* _EXERCISE REQUIREMENTS_
Restate every line of the material, word for word.
___ PROVIDED DATA
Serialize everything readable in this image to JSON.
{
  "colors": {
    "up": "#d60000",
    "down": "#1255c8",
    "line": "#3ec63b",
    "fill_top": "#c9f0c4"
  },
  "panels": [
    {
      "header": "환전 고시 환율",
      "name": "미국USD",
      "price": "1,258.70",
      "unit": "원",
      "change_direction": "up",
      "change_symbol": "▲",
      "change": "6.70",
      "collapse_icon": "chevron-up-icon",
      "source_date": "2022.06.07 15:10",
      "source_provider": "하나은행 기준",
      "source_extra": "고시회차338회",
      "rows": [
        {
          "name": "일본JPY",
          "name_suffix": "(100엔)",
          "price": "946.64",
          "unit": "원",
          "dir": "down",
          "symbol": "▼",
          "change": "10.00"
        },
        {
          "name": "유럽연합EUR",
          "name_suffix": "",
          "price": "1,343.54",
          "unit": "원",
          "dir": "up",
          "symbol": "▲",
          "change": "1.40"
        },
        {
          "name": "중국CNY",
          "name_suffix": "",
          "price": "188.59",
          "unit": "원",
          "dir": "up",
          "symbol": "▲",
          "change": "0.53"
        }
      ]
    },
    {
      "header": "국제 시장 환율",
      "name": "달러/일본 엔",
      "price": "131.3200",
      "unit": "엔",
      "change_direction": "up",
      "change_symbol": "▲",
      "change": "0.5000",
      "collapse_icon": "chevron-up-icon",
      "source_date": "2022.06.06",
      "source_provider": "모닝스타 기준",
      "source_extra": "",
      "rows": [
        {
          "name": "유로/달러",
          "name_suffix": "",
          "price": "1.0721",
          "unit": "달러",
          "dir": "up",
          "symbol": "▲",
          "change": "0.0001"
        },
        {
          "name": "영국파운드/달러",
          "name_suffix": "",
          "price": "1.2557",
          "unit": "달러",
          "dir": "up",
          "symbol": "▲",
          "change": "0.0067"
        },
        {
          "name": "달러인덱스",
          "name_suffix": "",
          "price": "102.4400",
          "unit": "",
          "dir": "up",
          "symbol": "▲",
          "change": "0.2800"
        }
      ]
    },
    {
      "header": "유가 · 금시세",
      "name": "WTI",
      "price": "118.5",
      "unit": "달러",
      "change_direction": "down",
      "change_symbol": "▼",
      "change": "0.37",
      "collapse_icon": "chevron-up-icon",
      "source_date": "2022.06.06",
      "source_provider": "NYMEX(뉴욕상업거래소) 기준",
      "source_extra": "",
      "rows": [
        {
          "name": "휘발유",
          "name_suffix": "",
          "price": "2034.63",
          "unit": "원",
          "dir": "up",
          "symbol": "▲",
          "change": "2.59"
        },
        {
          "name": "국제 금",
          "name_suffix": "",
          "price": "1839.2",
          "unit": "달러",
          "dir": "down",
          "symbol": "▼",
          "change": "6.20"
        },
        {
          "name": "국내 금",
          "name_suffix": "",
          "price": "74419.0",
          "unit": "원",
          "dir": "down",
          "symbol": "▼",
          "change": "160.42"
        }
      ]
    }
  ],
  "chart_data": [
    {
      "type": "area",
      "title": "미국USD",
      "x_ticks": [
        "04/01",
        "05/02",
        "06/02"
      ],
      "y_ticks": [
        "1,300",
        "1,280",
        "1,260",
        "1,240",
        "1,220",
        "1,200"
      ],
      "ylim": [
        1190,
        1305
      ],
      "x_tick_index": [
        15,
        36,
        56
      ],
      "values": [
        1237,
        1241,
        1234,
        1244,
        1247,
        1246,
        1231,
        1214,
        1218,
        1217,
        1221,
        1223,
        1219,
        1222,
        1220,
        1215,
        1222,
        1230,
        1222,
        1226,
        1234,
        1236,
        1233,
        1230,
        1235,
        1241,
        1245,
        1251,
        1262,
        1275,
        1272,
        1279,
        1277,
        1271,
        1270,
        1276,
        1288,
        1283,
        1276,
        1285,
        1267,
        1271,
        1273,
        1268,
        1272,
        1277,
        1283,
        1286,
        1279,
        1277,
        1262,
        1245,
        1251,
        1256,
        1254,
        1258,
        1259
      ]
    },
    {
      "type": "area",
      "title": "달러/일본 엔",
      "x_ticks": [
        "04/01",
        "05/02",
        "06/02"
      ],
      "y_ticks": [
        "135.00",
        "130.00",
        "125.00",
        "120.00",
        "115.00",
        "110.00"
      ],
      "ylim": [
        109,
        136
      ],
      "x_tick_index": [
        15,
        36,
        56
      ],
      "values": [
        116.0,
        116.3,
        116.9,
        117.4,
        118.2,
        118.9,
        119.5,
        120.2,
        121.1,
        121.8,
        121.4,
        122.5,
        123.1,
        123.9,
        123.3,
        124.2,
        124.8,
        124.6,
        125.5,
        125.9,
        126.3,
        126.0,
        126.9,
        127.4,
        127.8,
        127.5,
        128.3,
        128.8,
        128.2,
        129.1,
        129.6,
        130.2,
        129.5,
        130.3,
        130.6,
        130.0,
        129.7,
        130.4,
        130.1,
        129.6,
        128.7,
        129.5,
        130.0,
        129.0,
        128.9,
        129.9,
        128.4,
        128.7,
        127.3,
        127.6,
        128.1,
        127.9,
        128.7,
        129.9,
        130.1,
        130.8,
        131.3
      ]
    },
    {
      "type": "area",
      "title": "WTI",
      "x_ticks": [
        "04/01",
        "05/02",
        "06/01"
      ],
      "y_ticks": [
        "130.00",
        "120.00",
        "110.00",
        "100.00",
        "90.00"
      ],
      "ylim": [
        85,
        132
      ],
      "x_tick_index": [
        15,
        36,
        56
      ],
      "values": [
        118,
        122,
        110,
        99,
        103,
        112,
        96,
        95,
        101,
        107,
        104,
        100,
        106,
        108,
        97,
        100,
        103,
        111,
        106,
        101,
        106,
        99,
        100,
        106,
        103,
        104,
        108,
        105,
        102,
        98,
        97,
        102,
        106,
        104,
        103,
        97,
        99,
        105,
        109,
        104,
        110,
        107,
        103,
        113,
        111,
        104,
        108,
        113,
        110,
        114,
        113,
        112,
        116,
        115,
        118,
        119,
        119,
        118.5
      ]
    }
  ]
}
______
* _CORRECT RESULT_
Serialize everything readable in this image to JSON.
{
  "colors": {
    "up": "#d60000",
    "down": "#1255c8",
    "line": "#3ec63b",
    "fill_top": "#c9f0c4"
  },
  "panels": [
    {
      "header": "환전 고시 환율",
      "name": "미국USD",
      "price": "1,258.70",
      "unit": "원",
      "change_direction": "up",
      "change_symbol": "▲",
      "change": "6.70",
      "collapse_icon": "chevron-up-icon",
      "source_date": "2022.06.07 15:10",
      "source_provider": "하나은행 기준",
      "source_extra": "고시회차338회",
      "rows": [
        {
          "name": "일본JPY",
          "name_suffix": "(100엔)",
          "price": "946.64",
          "unit": "원",
          "dir": "down",
          "symbol": "▼",
          "change": "10.00"
        },
        {
          "name": "유럽연합EUR",
          "name_suffix": "",
          "price": "1,343.54",
          "unit": "원",
          "dir": "up",
          "symbol": "▲",
          "change": "1.40"
        },
        {
          "name": "중국CNY",
          "name_suffix": "",
          "price": "188.59",
          "unit": "원",
          "dir": "up",
          "symbol": "▲",
          "change": "0.53"
        }
      ]
    },
    {
      "header": "국제 시장 환율",
      "name": "달러/일본 엔",
      "price": "131.3200",
      "unit": "엔",
      "change_direction": "up",
      "change_symbol": "▲",
      "change": "0.5000",
      "collapse_icon": "chevron-up-icon",
      "source_date": "2022.06.06",
      "source_provider": "모닝스타 기준",
      "source_extra": "",
      "rows": [
        {
          "name": "유로/달러",
          "name_suffix": "",
          "price": "1.0721",
          "unit": "달러",
          "dir": "up",
          "symbol": "▲",
          "change": "0.0001"
        },
        {
          "name": "영국파운드/달러",
          "name_suffix": "",
          "price": "1.2557",
          "unit": "달러",
          "dir": "up",
          "symbol": "▲",
          "change": "0.0067"
        },
        {
          "name": "달러인덱스",
          "name_suffix": "",
          "price": "102.4400",
          "unit": "",
          "dir": "up",
          "symbol": "▲",
          "change": "0.2800"
        }
      ]
    },
    {
      "header": "유가 · 금시세",
      "name": "WTI",
      "price": "118.5",
      "unit": "달러",
      "change_direction": "down",
      "change_symbol": "▼",
      "change": "0.37",
      "collapse_icon": "chevron-up-icon",
      "source_date": "2022.06.06",
      "source_provider": "NYMEX(뉴욕상업거래소) 기준",
      "source_extra": "",
      "rows": [
        {
          "name": "휘발유",
          "name_suffix": "",
          "price": "2034.63",
          "unit": "원",
          "dir": "up",
          "symbol": "▲",
          "change": "2.59"
        },
        {
          "name": "국제 금",
          "name_suffix": "",
          "price": "1839.2",
          "unit": "달러",
          "dir": "down",
          "symbol": "▼",
          "change": "6.20"
        },
        {
          "name": "국내 금",
          "name_suffix": "",
          "price": "74419.0",
          "unit": "원",
          "dir": "down",
          "symbol": "▼",
          "change": "160.42"
        }
      ]
    }
  ],
  "chart_data": [
    {
      "type": "area",
      "title": "미국USD",
      "x_ticks": [
        "04/01",
        "05/02",
        "06/02"
      ],
      "y_ticks": [
        "1,300",
        "1,280",
        "1,260",
        "1,240",
        "1,220",
        "1,200"
      ],
      "ylim": [
        1190,
        1305
      ],
      "x_tick_index": [
        15,
        36,
        56
      ],
      "values": [
        1237,
        1241,
        1234,
        1244,
        1247,
        1246,
        1231,
        1214,
        1218,
        1217,
        1221,
        1223,
        1219,
        1222,
        1220,
        1215,
        1222,
        1230,
        1222,
        1226,
        1234,
        1236,
        1233,
        1230,
        1235,
        1241,
        1245,
        1251,
        1262,
        1275,
        1272,
        1279,
        1277,
        1271,
        1270,
        1276,
        1288,
        1283,
        1276,
        1285,
        1267,
        1271,
        1273,
        1268,
        1272,
        1277,
        1283,
        1286,
        1279,
        1277,
        1262,
        1245,
        1251,
        1256,
        1254,
        1258,
        1259
      ]
    },
    {
      "type": "area",
      "title": "달러/일본 엔",
      "x_ticks": [
        "04/01",
        "05/02",
        "06/02"
      ],
      "y_ticks": [
        "135.00",
        "130.00",
        "125.00",
        "120.00",
        "115.00",
        "110.00"
      ],
      "ylim": [
        109,
        136
      ],
      "x_tick_index": [
        15,
        36,
        56
      ],
      "values": [
        116.0,
        116.3,
        116.9,
        117.4,
        118.2,
        118.9,
        119.5,
        120.2,
        121.1,
        121.8,
        121.4,
        122.5,
        123.1,
        123.9,
        123.3,
        124.2,
        124.8,
        124.6,
        125.5,
        125.9,
        126.3,
        126.0,
        126.9,
        127.4,
        127.8,
        127.5,
        128.3,
        128.8,
        128.2,
        129.1,
        129.6,
        130.2,
        129.5,
        130.3,
        130.6,
        130.0,
        129.7,
        130.4,
        130.1,
        129.6,
        128.7,
        129.5,
        130.0,
        129.0,
        128.9,
        129.9,
        128.4,
        128.7,
        127.3,
        127.6,
        128.1,
        127.9,
        128.7,
        129.9,
        130.1,
        130.8,
        131.3
      ]
    },
    {
      "type": "area",
      "title": "WTI",
      "x_ticks": [
        "04/01",
        "05/02",
        "06/01"
      ],
      "y_ticks": [
        "130.00",
        "120.00",
        "110.00",
        "100.00",
        "90.00"
      ],
      "ylim": [
        85,
        132
      ],
      "x_tick_index": [
        15,
        36,
        56
      ],
      "values": [
        118,
        122,
        110,
        99,
        103,
        112,
        96,
        95,
        101,
        107,
        104,
        100,
        106,
        108,
        97,
        100,
        103,
        111,
        106,
        101,
        106,
        99,
        100,
        106,
        103,
        104,
        108,
        105,
        102,
        98,
        97,
        102,
        106,
        104,
        103,
        97,
        99,
        105,
        109,
        104,
        110,
        107,
        103,
        113,
        111,
        104,
        108,
        113,
        110,
        114,
        113,
        112,
        116,
        115,
        118,
        119,
        119,
        118.5
      ]
    }
  ]
}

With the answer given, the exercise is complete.